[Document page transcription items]
◆ ◆ ◆

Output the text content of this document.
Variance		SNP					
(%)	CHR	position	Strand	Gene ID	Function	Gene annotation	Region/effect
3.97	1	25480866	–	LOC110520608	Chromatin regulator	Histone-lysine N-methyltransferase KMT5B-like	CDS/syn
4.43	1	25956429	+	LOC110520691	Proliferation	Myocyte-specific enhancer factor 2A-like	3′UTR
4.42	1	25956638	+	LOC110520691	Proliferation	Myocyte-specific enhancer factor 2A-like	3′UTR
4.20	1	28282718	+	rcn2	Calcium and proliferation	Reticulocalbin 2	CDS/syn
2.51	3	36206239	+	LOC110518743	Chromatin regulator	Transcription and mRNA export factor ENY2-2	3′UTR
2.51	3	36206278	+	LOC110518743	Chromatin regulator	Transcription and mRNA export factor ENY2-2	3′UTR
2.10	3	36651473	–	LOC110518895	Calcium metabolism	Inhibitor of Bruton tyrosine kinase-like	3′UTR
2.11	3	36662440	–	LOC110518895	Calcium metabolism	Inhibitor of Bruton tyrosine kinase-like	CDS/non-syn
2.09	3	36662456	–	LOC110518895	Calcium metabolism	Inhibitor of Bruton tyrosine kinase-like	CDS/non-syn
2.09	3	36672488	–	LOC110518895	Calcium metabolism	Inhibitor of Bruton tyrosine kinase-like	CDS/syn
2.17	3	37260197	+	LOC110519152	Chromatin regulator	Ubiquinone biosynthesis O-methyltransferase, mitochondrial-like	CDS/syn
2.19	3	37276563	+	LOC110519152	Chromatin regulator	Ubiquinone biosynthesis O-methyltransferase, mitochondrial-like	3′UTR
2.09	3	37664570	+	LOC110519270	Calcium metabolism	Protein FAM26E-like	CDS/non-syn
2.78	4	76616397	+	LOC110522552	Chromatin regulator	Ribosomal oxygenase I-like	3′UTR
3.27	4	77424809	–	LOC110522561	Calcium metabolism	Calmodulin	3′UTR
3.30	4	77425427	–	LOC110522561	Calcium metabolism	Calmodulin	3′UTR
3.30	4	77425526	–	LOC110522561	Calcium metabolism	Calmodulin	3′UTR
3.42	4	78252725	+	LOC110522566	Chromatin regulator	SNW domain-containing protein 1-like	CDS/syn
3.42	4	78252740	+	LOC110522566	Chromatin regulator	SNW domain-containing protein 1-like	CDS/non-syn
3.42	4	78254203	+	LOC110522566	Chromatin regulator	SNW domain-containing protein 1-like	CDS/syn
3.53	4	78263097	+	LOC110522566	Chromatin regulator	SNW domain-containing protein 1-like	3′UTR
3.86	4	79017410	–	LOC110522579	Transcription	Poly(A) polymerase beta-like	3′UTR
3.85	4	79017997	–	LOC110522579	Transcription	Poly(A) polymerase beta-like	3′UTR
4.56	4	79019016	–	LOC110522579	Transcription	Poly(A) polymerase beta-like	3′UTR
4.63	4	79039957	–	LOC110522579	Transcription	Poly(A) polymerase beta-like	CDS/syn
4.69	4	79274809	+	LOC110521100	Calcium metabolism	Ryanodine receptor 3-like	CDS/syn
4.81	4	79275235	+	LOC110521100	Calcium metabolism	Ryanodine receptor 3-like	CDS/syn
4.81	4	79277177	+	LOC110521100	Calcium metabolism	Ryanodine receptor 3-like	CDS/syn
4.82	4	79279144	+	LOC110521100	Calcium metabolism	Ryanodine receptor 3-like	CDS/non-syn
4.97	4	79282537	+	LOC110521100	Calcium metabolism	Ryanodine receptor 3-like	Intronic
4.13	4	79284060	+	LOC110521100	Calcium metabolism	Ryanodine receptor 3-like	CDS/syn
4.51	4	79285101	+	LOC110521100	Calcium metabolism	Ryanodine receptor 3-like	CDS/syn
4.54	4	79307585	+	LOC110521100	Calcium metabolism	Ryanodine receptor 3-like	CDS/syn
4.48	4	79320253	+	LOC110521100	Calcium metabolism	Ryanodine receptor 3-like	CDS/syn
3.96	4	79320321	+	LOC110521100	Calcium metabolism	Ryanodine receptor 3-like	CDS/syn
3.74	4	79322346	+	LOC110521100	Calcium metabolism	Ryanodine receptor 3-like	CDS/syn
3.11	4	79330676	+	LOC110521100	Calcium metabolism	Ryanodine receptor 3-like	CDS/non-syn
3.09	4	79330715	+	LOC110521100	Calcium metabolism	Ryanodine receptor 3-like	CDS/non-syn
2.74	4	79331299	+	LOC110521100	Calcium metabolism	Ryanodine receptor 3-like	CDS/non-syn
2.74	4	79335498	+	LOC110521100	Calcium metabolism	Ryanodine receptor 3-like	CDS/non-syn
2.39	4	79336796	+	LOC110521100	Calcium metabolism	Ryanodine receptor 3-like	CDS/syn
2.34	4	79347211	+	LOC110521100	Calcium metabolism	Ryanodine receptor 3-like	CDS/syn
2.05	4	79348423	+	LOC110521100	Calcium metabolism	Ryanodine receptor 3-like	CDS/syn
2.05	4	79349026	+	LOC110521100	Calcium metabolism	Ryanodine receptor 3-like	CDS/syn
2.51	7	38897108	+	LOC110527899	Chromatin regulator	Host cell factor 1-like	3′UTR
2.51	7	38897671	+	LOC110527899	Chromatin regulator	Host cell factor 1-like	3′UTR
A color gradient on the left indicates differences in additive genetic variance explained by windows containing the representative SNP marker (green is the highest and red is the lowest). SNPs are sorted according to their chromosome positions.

◆ ◆ ◆

(HOW TO COMPLETE THIS TASK) Read through the records above and copy the lines that contain "mRNA".

(RESPONSE BOX)
2.51	3	36206239	+	LOC110518743	Chromatin regulator	Transcription and mRNA export factor ENY2-2	3′UTR
2.51	3	36206278	+	LOC110518743	Chromatin regulator	Transcription and mRNA export factor ENY2-2	3′UTR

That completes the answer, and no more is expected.